begin
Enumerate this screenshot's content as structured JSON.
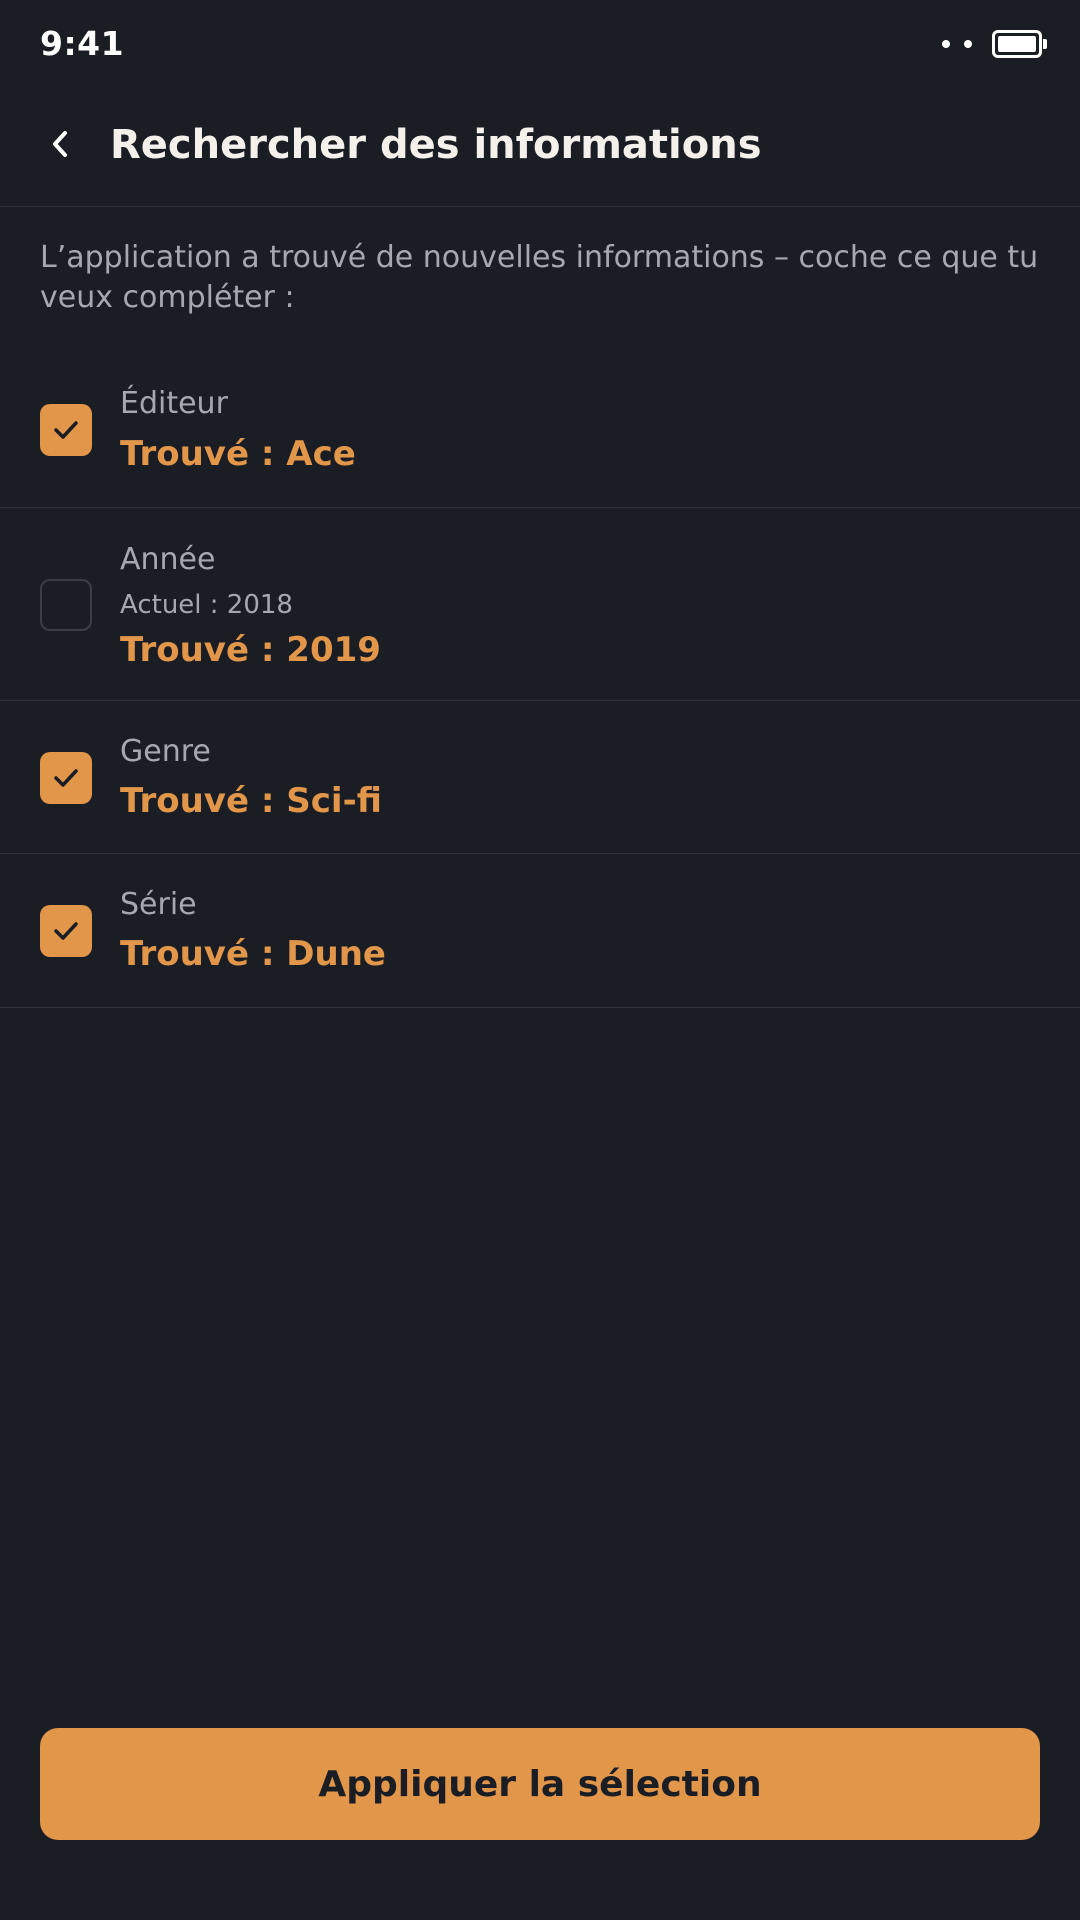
{
  "status_bar": {
    "time": "9:41"
  },
  "header": {
    "title": "Rechercher des informations",
    "back_icon": "chevron-left-icon"
  },
  "intro": "L’application a trouvé de nouvelles informations – coche ce que tu veux compléter :",
  "fields": [
    {
      "label": "Éditeur",
      "current": "",
      "found": "Trouvé : Ace",
      "checked": true
    },
    {
      "label": "Année",
      "current": "Actuel : 2018",
      "found": "Trouvé : 2019",
      "checked": false
    },
    {
      "label": "Genre",
      "current": "",
      "found": "Trouvé : Sci-fi",
      "checked": true
    },
    {
      "label": "Série",
      "current": "",
      "found": "Trouvé : Dune",
      "checked": true
    }
  ],
  "apply_button": "Appliquer la sélection",
  "colors": {
    "background": "#1b1d24",
    "accent": "#e2964a",
    "muted_text": "#a5a8b1",
    "divider": "#2f323b"
  }
}
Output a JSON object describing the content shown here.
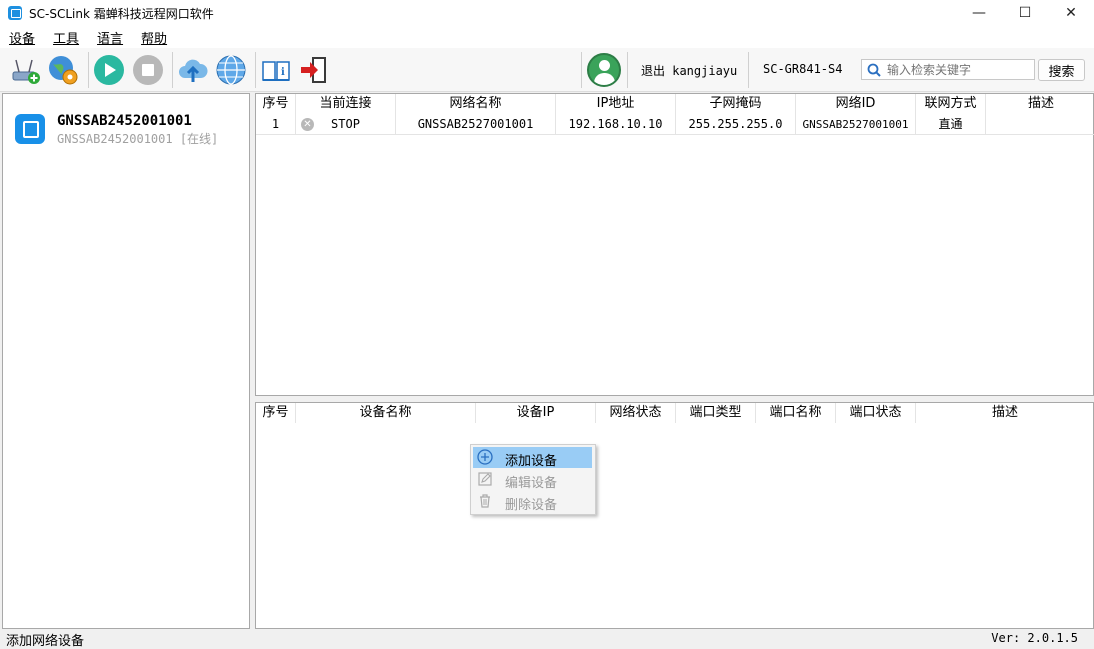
end
* **TASK STATEMENT**: Copy every line of the listing where the word "found" appears.

* **COMPLETE RESPONSE**:
      "found": "Trouvé : Ace",
      "found": "Trouvé : 2019",
      "found": "Trouvé : Sci-fi",
      "found": "Trouvé : Dune",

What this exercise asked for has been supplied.